--- start of Input records ---
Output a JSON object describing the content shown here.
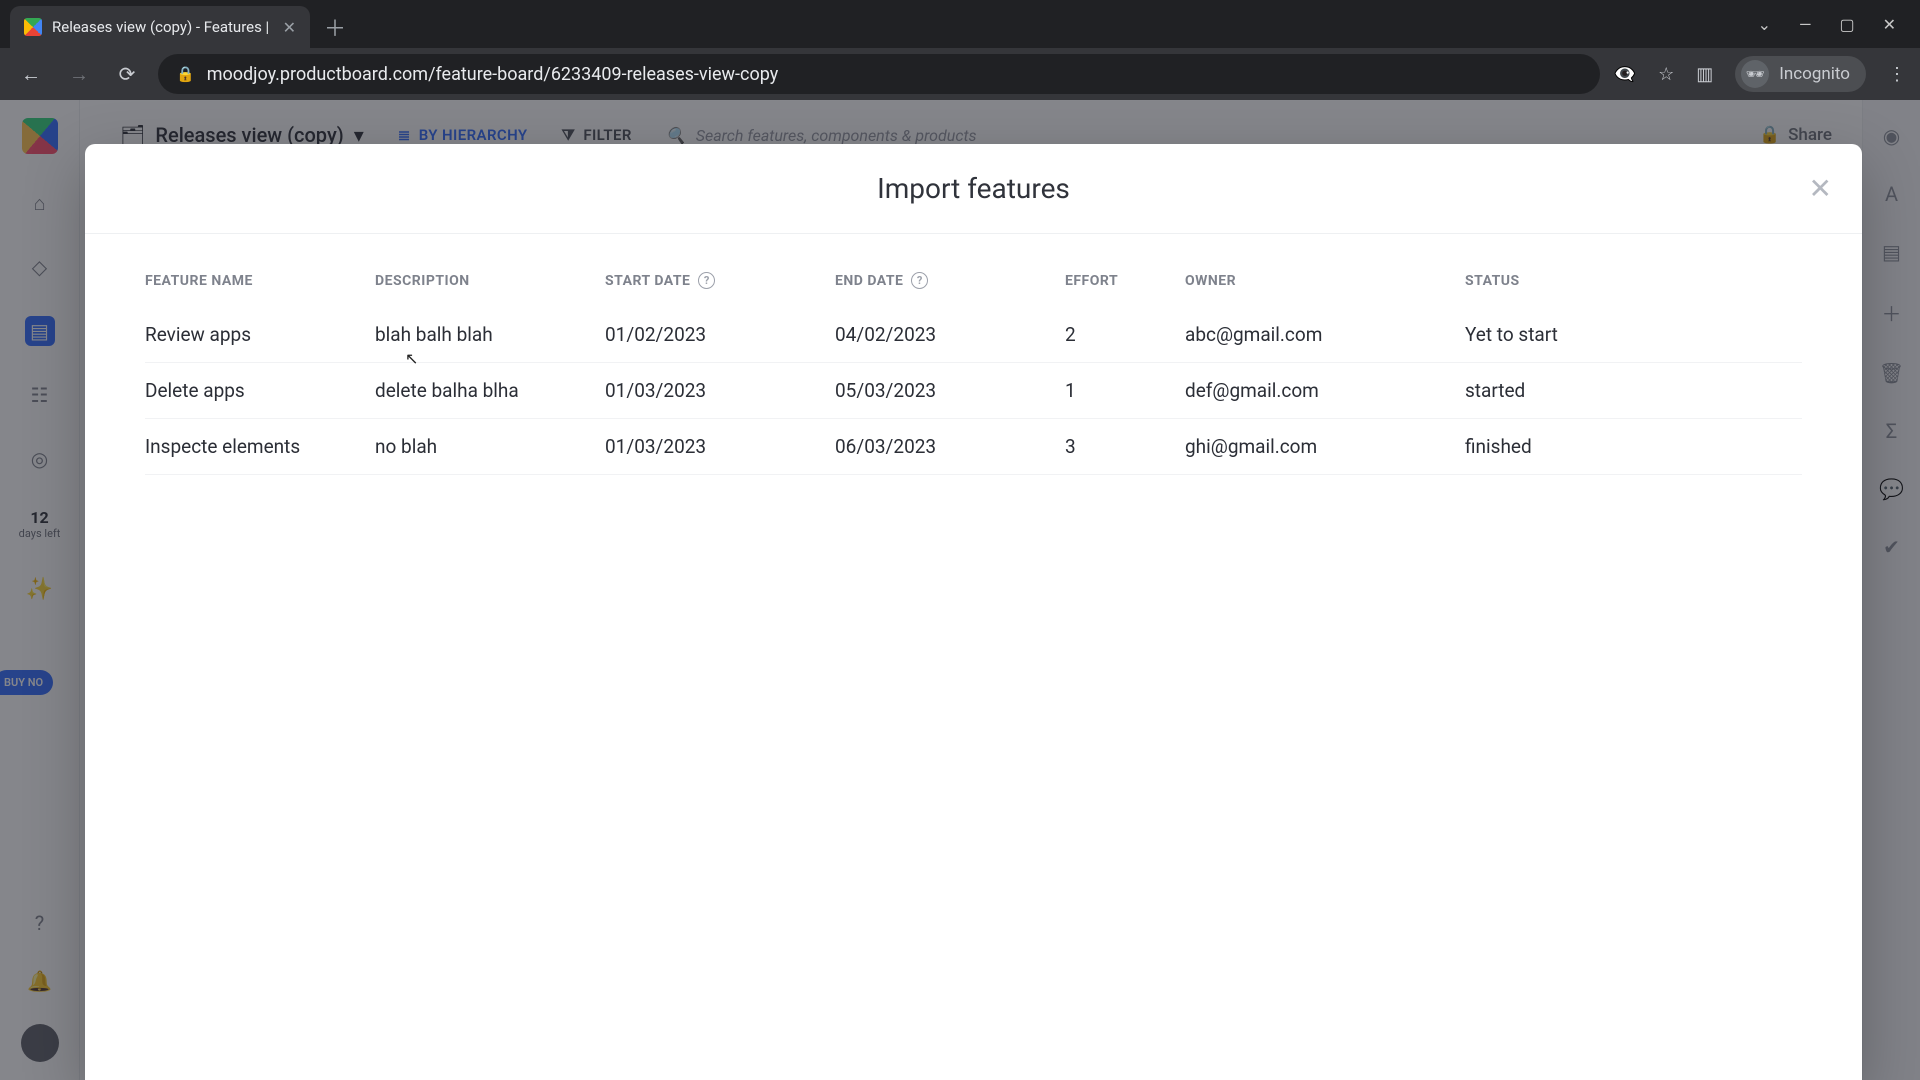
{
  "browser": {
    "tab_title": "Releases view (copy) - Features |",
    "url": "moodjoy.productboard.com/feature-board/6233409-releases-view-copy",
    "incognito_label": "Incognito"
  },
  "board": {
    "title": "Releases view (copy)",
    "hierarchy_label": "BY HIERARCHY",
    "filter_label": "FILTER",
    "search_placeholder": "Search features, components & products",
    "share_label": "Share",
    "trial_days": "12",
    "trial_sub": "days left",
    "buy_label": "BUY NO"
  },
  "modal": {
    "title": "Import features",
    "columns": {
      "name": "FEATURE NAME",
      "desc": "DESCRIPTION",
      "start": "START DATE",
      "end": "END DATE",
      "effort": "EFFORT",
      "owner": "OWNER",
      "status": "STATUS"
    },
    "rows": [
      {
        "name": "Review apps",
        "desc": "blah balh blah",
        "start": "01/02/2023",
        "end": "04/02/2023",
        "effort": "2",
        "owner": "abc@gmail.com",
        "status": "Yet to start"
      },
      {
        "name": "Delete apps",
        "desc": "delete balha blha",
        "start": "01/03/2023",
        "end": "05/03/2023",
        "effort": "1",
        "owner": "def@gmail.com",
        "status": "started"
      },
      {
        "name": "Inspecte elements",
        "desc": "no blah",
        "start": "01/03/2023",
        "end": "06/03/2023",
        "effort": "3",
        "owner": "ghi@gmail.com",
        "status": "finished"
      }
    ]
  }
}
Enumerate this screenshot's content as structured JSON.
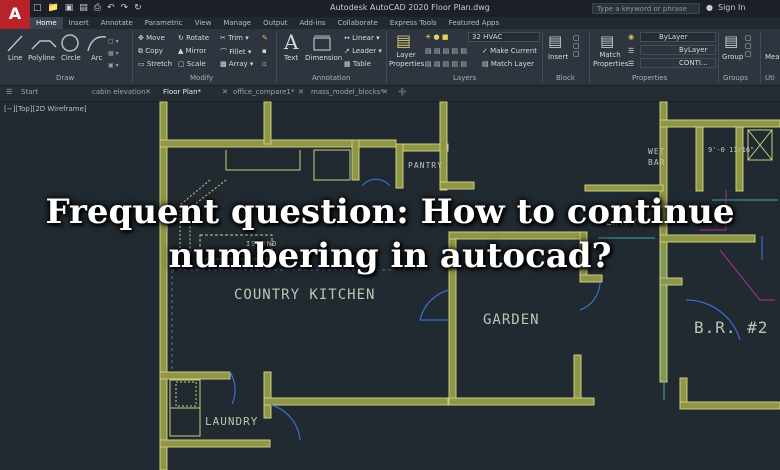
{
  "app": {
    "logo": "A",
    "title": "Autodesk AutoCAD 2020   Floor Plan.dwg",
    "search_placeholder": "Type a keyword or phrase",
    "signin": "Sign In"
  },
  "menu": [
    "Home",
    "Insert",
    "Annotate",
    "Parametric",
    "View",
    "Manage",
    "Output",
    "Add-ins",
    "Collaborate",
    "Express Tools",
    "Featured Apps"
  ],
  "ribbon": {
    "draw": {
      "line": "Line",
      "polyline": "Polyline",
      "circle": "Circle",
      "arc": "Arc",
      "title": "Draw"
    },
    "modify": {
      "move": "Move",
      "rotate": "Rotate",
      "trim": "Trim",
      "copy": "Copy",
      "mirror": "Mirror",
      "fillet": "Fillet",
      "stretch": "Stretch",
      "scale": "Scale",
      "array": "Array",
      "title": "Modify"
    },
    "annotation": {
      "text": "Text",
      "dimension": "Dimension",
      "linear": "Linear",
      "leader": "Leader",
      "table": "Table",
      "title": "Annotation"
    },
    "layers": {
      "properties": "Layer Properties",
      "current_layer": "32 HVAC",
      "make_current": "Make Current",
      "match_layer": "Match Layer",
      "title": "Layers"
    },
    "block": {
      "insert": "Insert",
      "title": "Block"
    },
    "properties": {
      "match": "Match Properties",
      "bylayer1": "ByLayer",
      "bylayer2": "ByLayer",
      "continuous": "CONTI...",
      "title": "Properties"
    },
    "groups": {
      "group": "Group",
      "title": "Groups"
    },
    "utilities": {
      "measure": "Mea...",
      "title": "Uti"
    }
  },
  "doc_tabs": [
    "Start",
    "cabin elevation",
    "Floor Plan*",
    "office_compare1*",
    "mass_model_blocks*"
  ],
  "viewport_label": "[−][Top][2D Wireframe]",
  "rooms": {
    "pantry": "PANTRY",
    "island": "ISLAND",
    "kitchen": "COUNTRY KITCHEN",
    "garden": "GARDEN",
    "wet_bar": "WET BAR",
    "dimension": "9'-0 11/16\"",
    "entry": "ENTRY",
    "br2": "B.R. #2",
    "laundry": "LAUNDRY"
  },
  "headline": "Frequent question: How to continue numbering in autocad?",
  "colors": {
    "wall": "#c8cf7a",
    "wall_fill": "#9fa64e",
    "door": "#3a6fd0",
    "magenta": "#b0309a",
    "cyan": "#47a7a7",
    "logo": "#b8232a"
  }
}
--- end of Input records ---
Lines holding the word "name" in the entries above are the ones to pull out. Copy them all.

* **Written answer**
      "name": "FEATURE NAME",
        "name": "Review apps",
        "name": "Delete apps",
        "name": "Inspecte elements",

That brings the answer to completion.